From the records below, pull each line that has "Order".

--- start ---

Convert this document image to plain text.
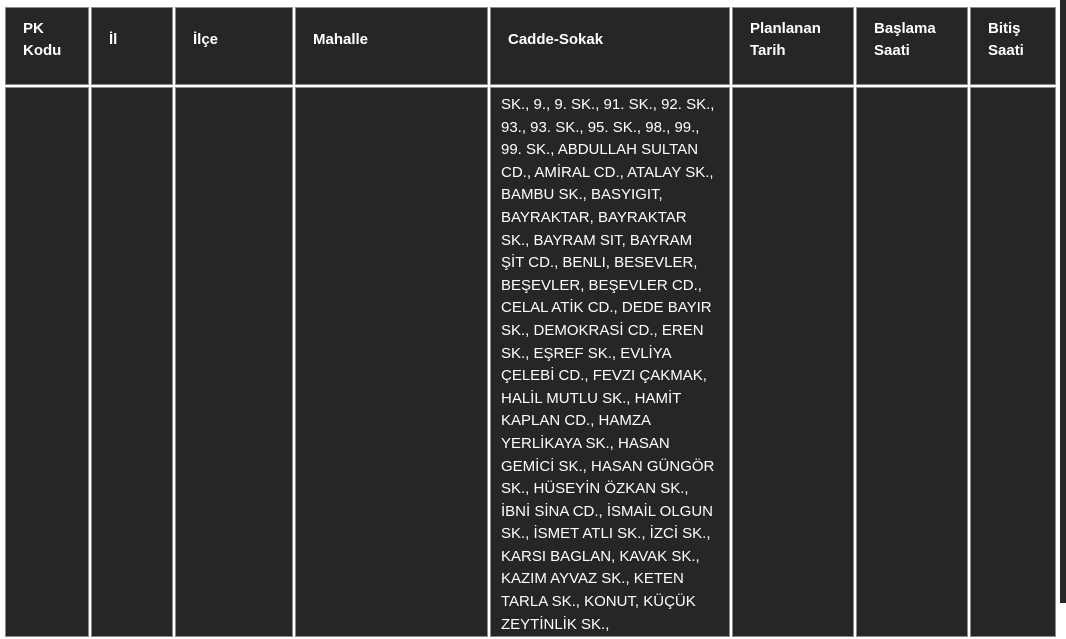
PK Kodu	İl	İlçe	Mahalle	Cadde-Sokak	Planlanan Tarih	Başlama Saati	Bitiş Saati
				SK., 9., 9. SK., 91. SK., 92. SK., 93., 93. SK., 95. SK., 98., 99., 99. SK., ABDULLAH SULTAN CD., AMİRAL CD., ATALAY SK., BAMBU SK., BASYIGIT, BAYRAKTAR, BAYRAKTAR SK., BAYRAM SIT, BAYRAM ŞİT CD., BENLI, BESEVLER, BEŞEVLER, BEŞEVLER CD., CELAL ATİK CD., DEDE BAYIR SK., DEMOKRASİ CD., EREN SK., EŞREF SK., EVLİYA ÇELEBİ CD., FEVZI ÇAKMAK, HALİL MUTLU SK., HAMİT KAPLAN CD., HAMZA YERLİKAYA SK., HASAN GEMİCİ SK., HASAN GÜNGÖR SK., HÜSEYİN ÖZKAN SK., İBNİ SİNA CD., İSMAİL OLGUN SK., İSMET ATLI SK., İZCİ SK., KARSI BAGLAN, KAVAK SK., KAZIM AYVAZ SK., KETEN TARLA SK., KONUT, KÜÇÜK ZEYTİNLİK SK.,			
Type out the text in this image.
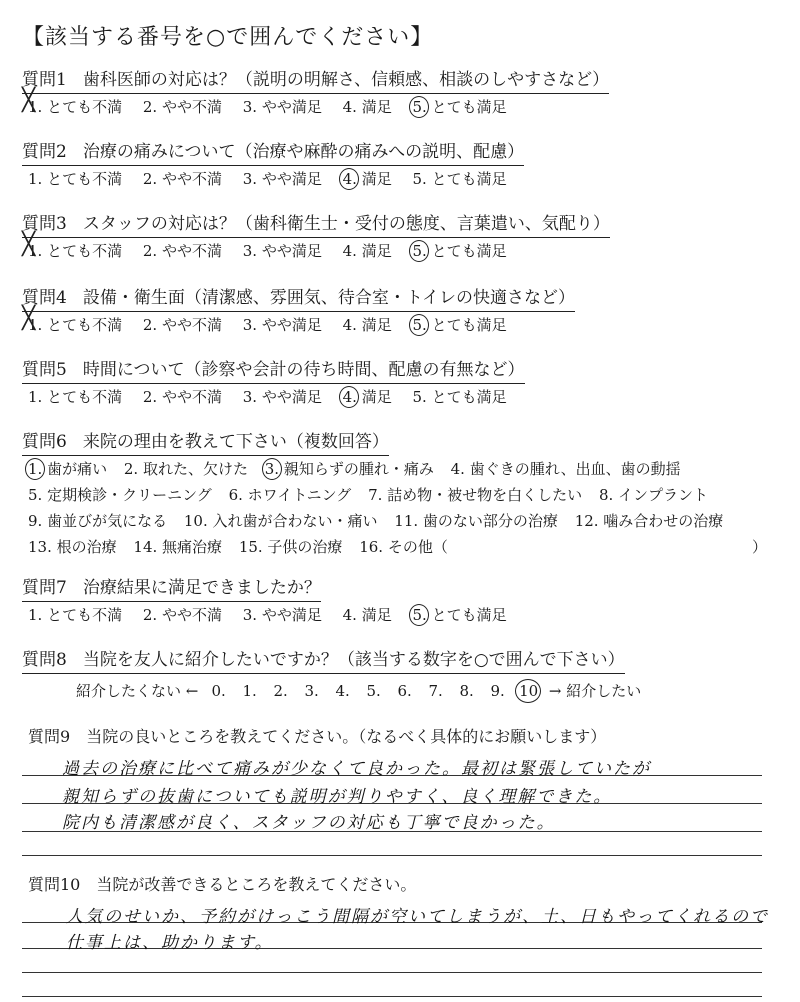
【該当する番号を○で囲んでください】
質問1 歯科医師の対応は？（説明の明解さ、信頼感、相談のしやすさなど）
1. とても不満 ╳ 2. やや不満 3. やや満足 4. 満足 5. とても満足
質問2 治療の痛みについて（治療や麻酔の痛みへの説明、配慮）
1. とても不満 2. やや不満 3. やや満足 4. 満足 5. とても満足
質問3 スタッフの対応は？（歯科衛生士・受付の態度、言葉遣い、気配り）
1. とても不満 ╳ 2. やや不満 3. やや満足 4. 満足 5. とても満足
質問4 設備・衛生面（清潔感、雰囲気、待合室・トイレの快適さなど）
1. とても不満 ╳ 2. やや不満 3. やや満足 4. 満足 5. とても満足
質問5 時間について（診察や会計の待ち時間、配慮の有無など）
1. とても不満 2. やや不満 3. やや満足 4. 満足 5. とても満足
質問6 来院の理由を教えて下さい（複数回答）
1. 歯が痛い 2. 取れた、欠けた 3. 親知らずの腫れ・痛み 4. 歯ぐきの腫れ、出血、歯の動揺
5. 定期検診・クリーニング 6. ホワイトニング 7. 詰め物・被せ物を白くしたい 8. インプラント
9. 歯並びが気になる 10. 入れ歯が合わない・痛い 11. 歯のない部分の治療 12. 噛み合わせの治療
13. 根の治療 14. 無痛治療 15. 子供の治療 16. その他（	）
質問7 治療結果に満足できましたか？
1. とても不満 2. やや不満 3. やや満足 4. 満足 5. とても満足
質問8 当院を友人に紹介したいですか？（該当する数字を○で囲んで下さい）
紹介したくない ← 0. 1. 2. 3. 4. 5. 6. 7. 8. 9. 10 → 紹介したい
質問9 当院の良いところを教えてください。（なるべく具体的にお願いします）
過去の治療に比べて痛みが少なくて良かった。最初は緊張していたが
親知らずの抜歯についても説明が判りやすく、良く理解できた。
院内も清潔感が良く、スタッフの対応も丁寧で良かった。
質問10 当院が改善できるところを教えてください。
人気のせいか、予約がけっこう間隔が空いてしまうが、土、日もやってくれるので
仕事上は、助かります。
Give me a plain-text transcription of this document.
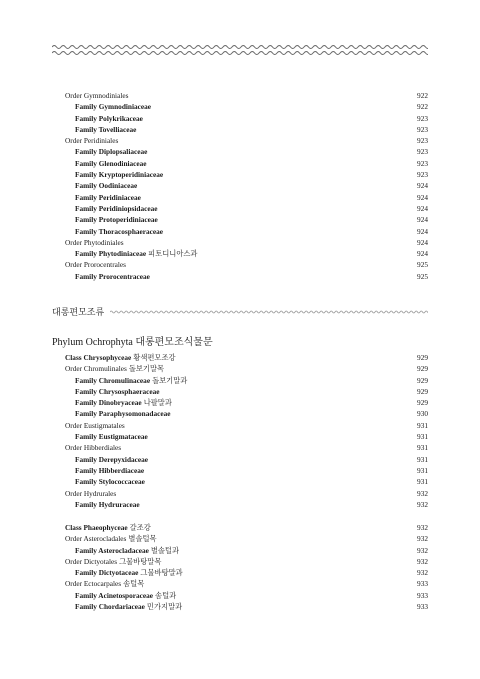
Order Gymnodiniales	922
Family Gymnodiniaceae	922
Family Polykrikaceae	923
Family Tovelliaceae	923
Order Peridiniales	923
Family Diplopsaliaceae	923
Family Glenodiniaceae	923
Family Kryptoperidiniaceae	923
Family Oodiniaceae	924
Family Peridiniaceae	924
Family Peridiniopsidaceae	924
Family Protoperidiniaceae	924
Family Thoracosphaeraceae	924
Order Phytodiniales	924
Family Phytodiniaceae 피토디니아스과	924
Order Prorocentrales	925
Family Prorocentraceae	925
대롱편모조류
Phylum Ochrophyta 대롱편모조식물문
Class Chrysophyceae 황색편모조강	929
Order Chromulinales 돌보기말목	929
Family Chromulinaceae 돌보기말과	929
Family Chrysosphaeraceae	929
Family Dinobryaceae 나팔말과	929
Family Paraphysomonadaceae	930
Order Eustigmatales	931
Family Eustigmataceae	931
Order Hibberdiales	931
Family Derepyxidaceae	931
Family Hibberdiaceae	931
Family Stylococcaceae	931
Order Hydrurales	932
Family Hydruraceae	932
Class Phaeophyceae 갈조강	932
Order Asterocladales 별솔털목	932
Family Asterocladaceae 별솔털과	932
Order Dictyotales 그물바탕말목	932
Family Dictyotaceae 그물바탕말과	932
Order Ectocarpales 솜털목	933
Family Acinetosporaceae 솜털과	933
Family Chordariaceae 민가지말과	933
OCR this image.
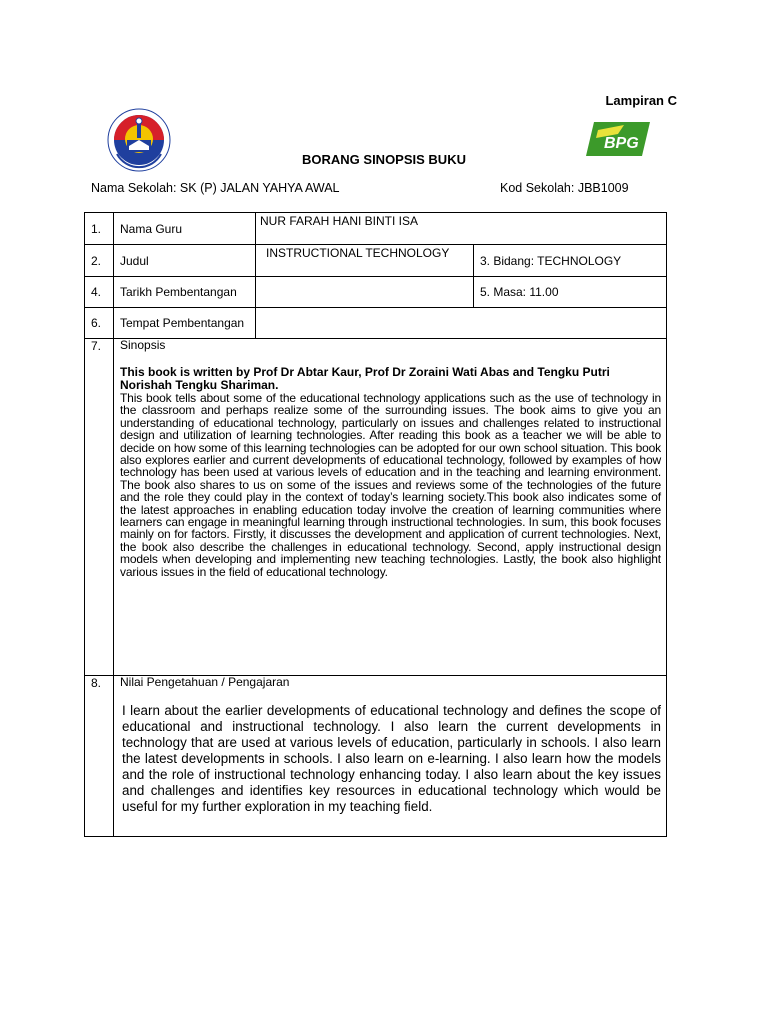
Lampiran C
BPG
BORANG SINOPSIS BUKU
Nama Sekolah: SK (P) JALAN YAHYA AWAL	Kod Sekolah: JBB1009
1.	Nama Guru	NUR FARAH HANI BINTI ISA	
2.	Judul	INSTRUCTIONAL TECHNOLOGY	3. Bidang: TECHNOLOGY
4.	Tarikh Pembentangan		5. Masa: 11.00
6.	Tempat Pembentangan		
7.	Sinopsis
This book is written by Prof Dr Abtar Kaur, Prof Dr Zoraini Wati Abas and Tengku Putri Norishah Tengku Shariman.
This book tells about some of the educational technology applications such as the use of technology in the classroom and perhaps realize some of the surrounding issues. The book aims to give you an understanding of educational technology, particularly on issues and challenges related to instructional design and utilization of learning technologies. After reading this book as a teacher we will be able to decide on how some of this learning technologies can be adopted for our own school situation. This book also explores earlier and current developments of educational technology, followed by examples of how technology has been used at various levels of education and in the teaching and learning environment. The book also shares to us on some of the issues and reviews some of the technologies of the future and the role they could play in the context of today’s learning society.This book also indicates some of the latest approaches in enabling education today involve the creation of learning communities where learners can engage in meaningful learning through instructional technologies. In sum, this book focuses mainly on for factors. Firstly, it discusses the development and application of current technologies. Next, the book also describe the challenges in educational technology. Second, apply instructional design models when developing and implementing new teaching technologies. Lastly, the book also highlight various issues in the field of educational technology.		

8.	Nilai Pengetahuan / Pengajaran
I learn about the earlier developments of educational technology and defines the scope of educational and instructional technology. I also learn the current developments in technology that are used at various levels of education, particularly in schools. I also learn the latest developments in schools. I also learn on e-learning. I also learn how the models and the role of instructional technology enhancing today. I also learn about the key issues and challenges and identifies key resources in educational technology which would be useful for my further exploration in my teaching field.		
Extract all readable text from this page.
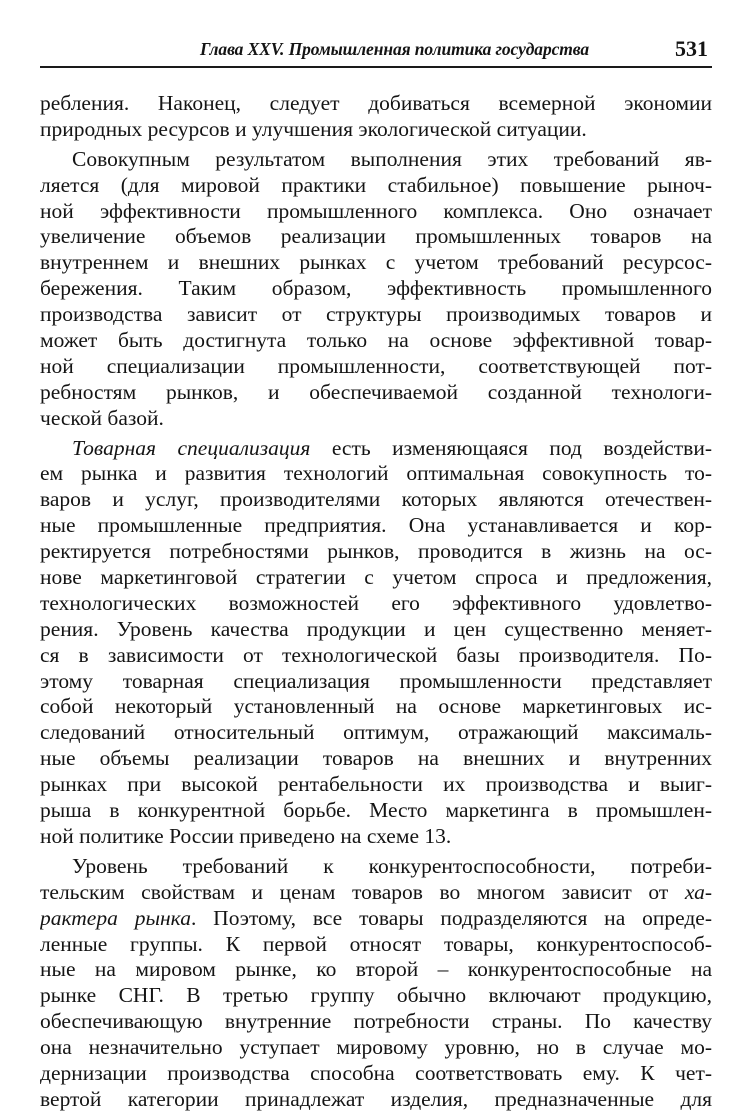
Глава XXV. Промышленная политика государства	531
ребления. Наконец, следует добиваться всемерной экономии
природных ресурсов и улучшения экологической ситуации.
Совокупным результатом выполнения этих требований яв-
ляется (для мировой практики стабильное) повышение рыноч-
ной эффективности промышленного комплекса. Оно означает
увеличение объемов реализации промышленных товаров на
внутреннем и внешних рынках с учетом требований ресурсос-
бережения. Таким образом, эффективность промышленного
производства зависит от структуры производимых товаров и
может быть достигнута только на основе эффективной товар-
ной специализации промышленности, соответствующей пот-
ребностям рынков, и обеспечиваемой созданной технологи-
ческой базой.
Товарная специализация есть изменяющаяся под воздействи-
ем рынка и развития технологий оптимальная совокупность то-
варов и услуг, производителями которых являются отечествен-
ные промышленные предприятия. Она устанавливается и кор-
ректируется потребностями рынков, проводится в жизнь на ос-
нове маркетинговой стратегии с учетом спроса и предложения,
технологических возможностей его эффективного удовлетво-
рения. Уровень качества продукции и цен существенно меняет-
ся в зависимости от технологической базы производителя. По-
этому товарная специализация промышленности представляет
собой некоторый установленный на основе маркетинговых ис-
следований относительный оптимум, отражающий максималь-
ные объемы реализации товаров на внешних и внутренних
рынках при высокой рентабельности их производства и выиг-
рыша в конкурентной борьбе. Место маркетинга в промышлен-
ной политике России приведено на схеме 13.
Уровень требований к конкурентоспособности, потреби-
тельским свойствам и ценам товаров во многом зависит от ха-
рактера рынка. Поэтому, все товары подразделяются на опреде-
ленные группы. К первой относят товары, конкурентоспособ-
ные на мировом рынке, ко второй – конкурентоспособные на
рынке СНГ. В третью группу обычно включают продукцию,
обеспечивающую внутренние потребности страны. По качеству
она незначительно уступает мировому уровню, но в случае мо-
дернизации производства способна соответствовать ему. К чет-
вертой категории принадлежат изделия, предназначенные для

--- end ---

Answer to the task >>
Order Gymnodiniales	922
Order Peridiniales	923
Order Phytodiniales	924
Order Prorocentrales	925
Order Chromulinales 돌보기말목	929
Order Eustigmatales	931
Order Hibberdiales	931
Order Hydrurales	932
Order Asterocladales 별솔털목	932
Order Dictyotales 그물바탕말목	932
Order Ectocarpales 솜털목	933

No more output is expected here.